- [Job]: Output the entries below exactly as written, omitting pictures.

================

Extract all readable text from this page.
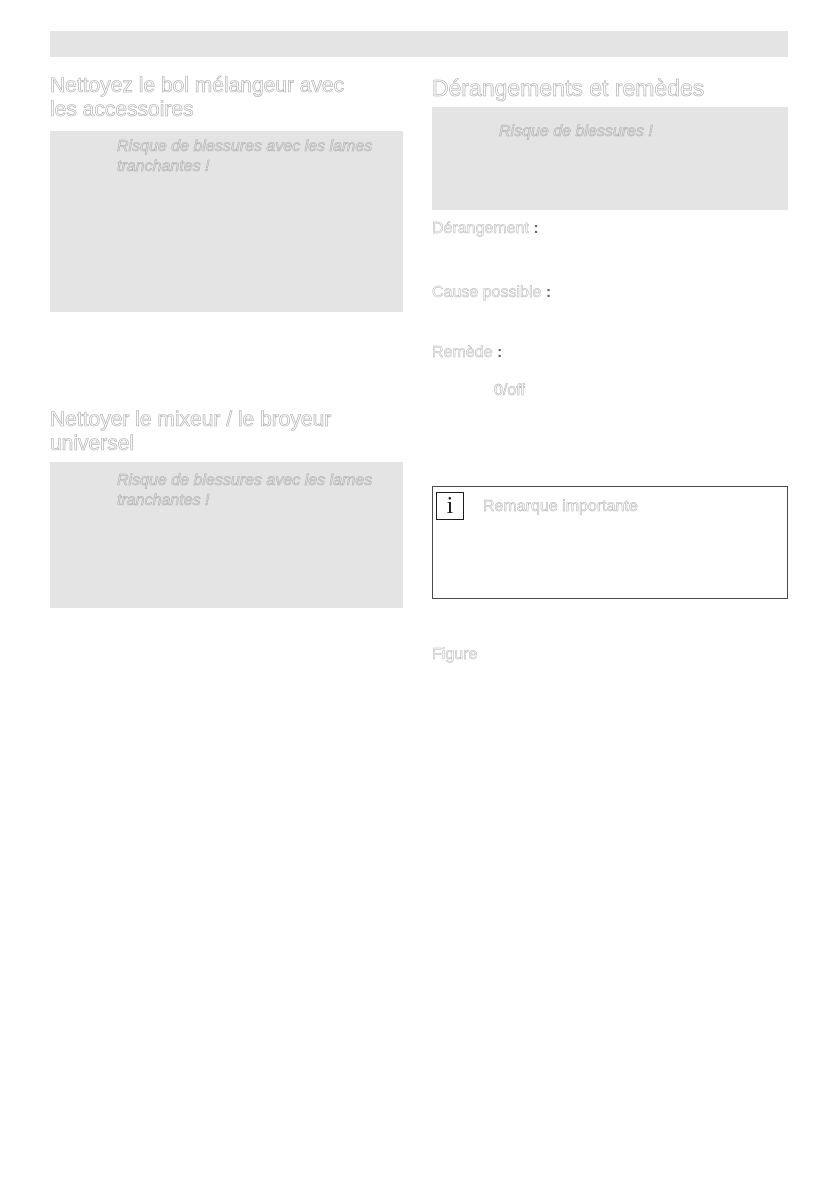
Nettoyez le bol mélangeur avec
les accessoires
Risque de blessures avec les lames
tranchantes !
Nettoyer le mixeur / le broyeur
universel
Risque de blessures avec les lames
tranchantes !
Dérangements et remèdes
Risque de blessures !
Dérangement :
Cause possible :
Remède :
0/off
i	Remarque importante
Figure
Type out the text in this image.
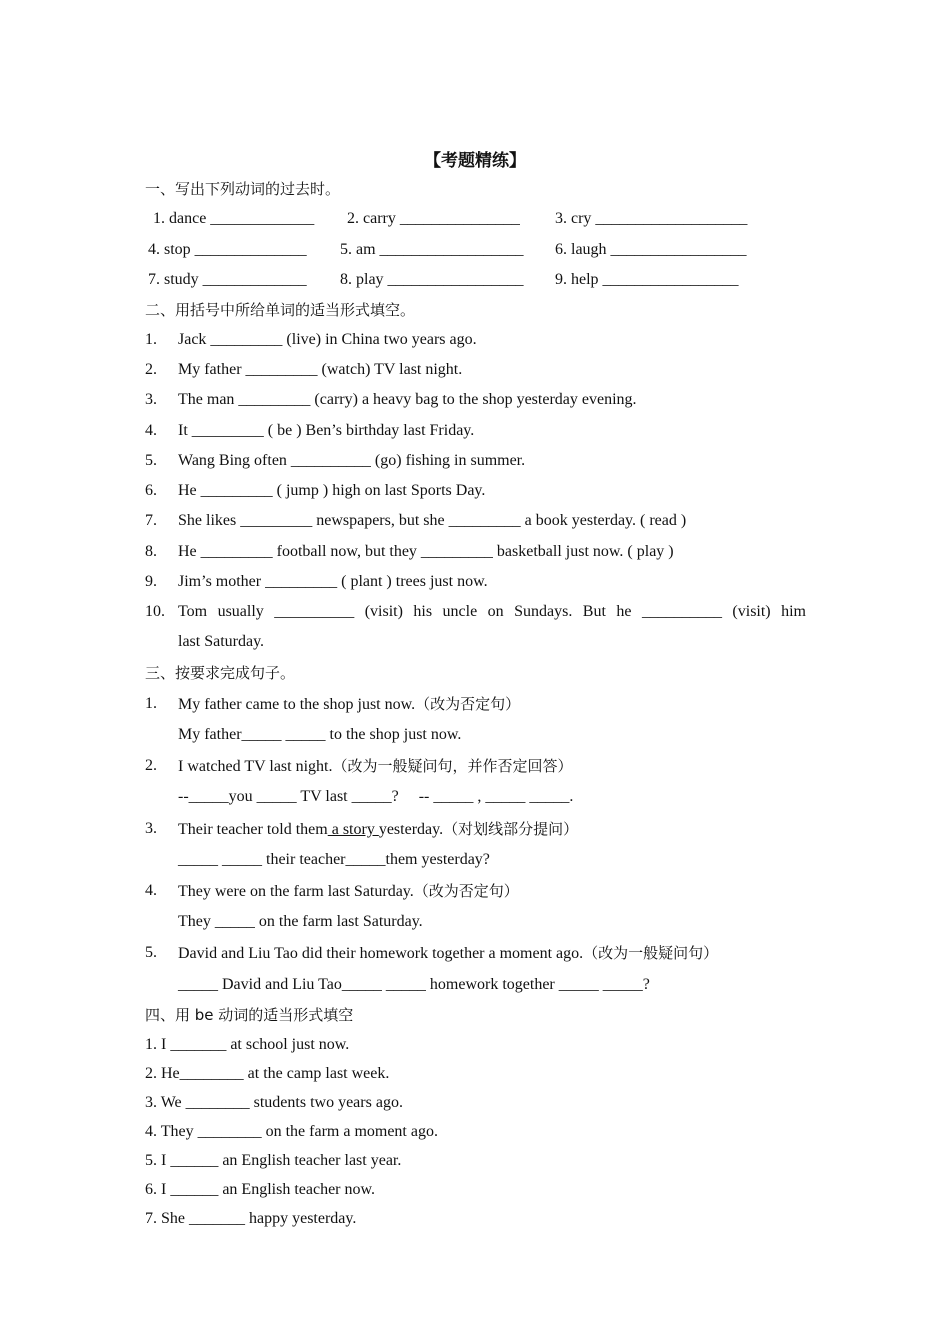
【考题精练】
一、写出下列动词的过去时。
1. dance _____________ 2. carry _______________ 3. cry ___________________
4. stop ______________ 5. am __________________ 6. laugh _________________
7. study _____________ 8. play _________________ 9. help _________________
二、用括号中所给单词的适当形式填空。
1. Jack _________ (live) in China two years ago.
2. My father _________ (watch) TV last night.
3. The man _________ (carry) a heavy bag to the shop yesterday evening.
4. It _________ ( be ) Ben’s birthday last Friday.
5. Wang Bing often __________ (go) fishing in summer.
6. He _________ ( jump ) high on last Sports Day.
7. She likes _________ newspapers, but she _________ a book yesterday. ( read )
8. He _________ football now, but they _________ basketball just now. ( play )
9. Jim’s mother _________ ( plant ) trees just now.
10. Tom usually __________ (visit) his uncle on Sundays. But he __________ (visit) him
last Saturday.
三、按要求完成句子。
1. My father came to the shop just now.（改为否定句）
My father_____ _____ to the shop just now.
2. I watched TV last night.（改为一般疑问句，并作否定回答）
--_____you _____ TV last _____?     -- _____ , _____ _____.
3. Their teacher told them a story yesterday.（对划线部分提问）
_____ _____ their teacher_____them yesterday?
4. They were on the farm last Saturday.（改为否定句）
They _____ on the farm last Saturday.
5. David and Liu Tao did their homework together a moment ago.（改为一般疑问句）
_____ David and Liu Tao_____ _____ homework together _____ _____?
四、用 be 动词的适当形式填空
1. I _______ at school just now.
2. He________ at the camp last week.
3. We ________ students two years ago.
4. They ________ on the farm a moment ago.
5. I ______ an English teacher last year.
6. I ______ an English teacher now.
7. She _______ happy yesterday.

================

- [Correct result]:
Extract all readable text from this page.
Nettoyez le bol mélangeur avec
les accessoires
Risque de blessures avec les lames
tranchantes !
Nettoyer le mixeur / le broyeur
universel
Risque de blessures avec les lames
tranchantes !
Dérangements et remèdes
Risque de blessures !
Dérangement :
Cause possible :
Remède :
0/off
i	Remarque importante
Figure
Type out the text in this image.
【考题精练】
一、写出下列动词的过去时。
1. dance _____________ 2. carry _______________ 3. cry ___________________
4. stop ______________ 5. am __________________ 6. laugh _________________
7. study _____________ 8. play _________________ 9. help _________________
二、用括号中所给单词的适当形式填空。
1. Jack _________ (live) in China two years ago.
2. My father _________ (watch) TV last night.
3. The man _________ (carry) a heavy bag to the shop yesterday evening.
4. It _________ ( be ) Ben’s birthday last Friday.
5. Wang Bing often __________ (go) fishing in summer.
6. He _________ ( jump ) high on last Sports Day.
7. She likes _________ newspapers, but she _________ a book yesterday. ( read )
8. He _________ football now, but they _________ basketball just now. ( play )
9. Jim’s mother _________ ( plant ) trees just now.
10. Tom usually __________ (visit) his uncle on Sundays. But he __________ (visit) him
last Saturday.
三、按要求完成句子。
1. My father came to the shop just now.（改为否定句）
My father_____ _____ to the shop just now.
2. I watched TV last night.（改为一般疑问句，并作否定回答）
--_____you _____ TV last _____?     -- _____ , _____ _____.
3. Their teacher told them a story yesterday.（对划线部分提问）
_____ _____ their teacher_____them yesterday?
4. They were on the farm last Saturday.（改为否定句）
They _____ on the farm last Saturday.
5. David and Liu Tao did their homework together a moment ago.（改为一般疑问句）
_____ David and Liu Tao_____ _____ homework together _____ _____?
四、用 be 动词的适当形式填空
1. I _______ at school just now.
2. He________ at the camp last week.
3. We ________ students two years ago.
4. They ________ on the farm a moment ago.
5. I ______ an English teacher last year.
6. I ______ an English teacher now.
7. She _______ happy yesterday.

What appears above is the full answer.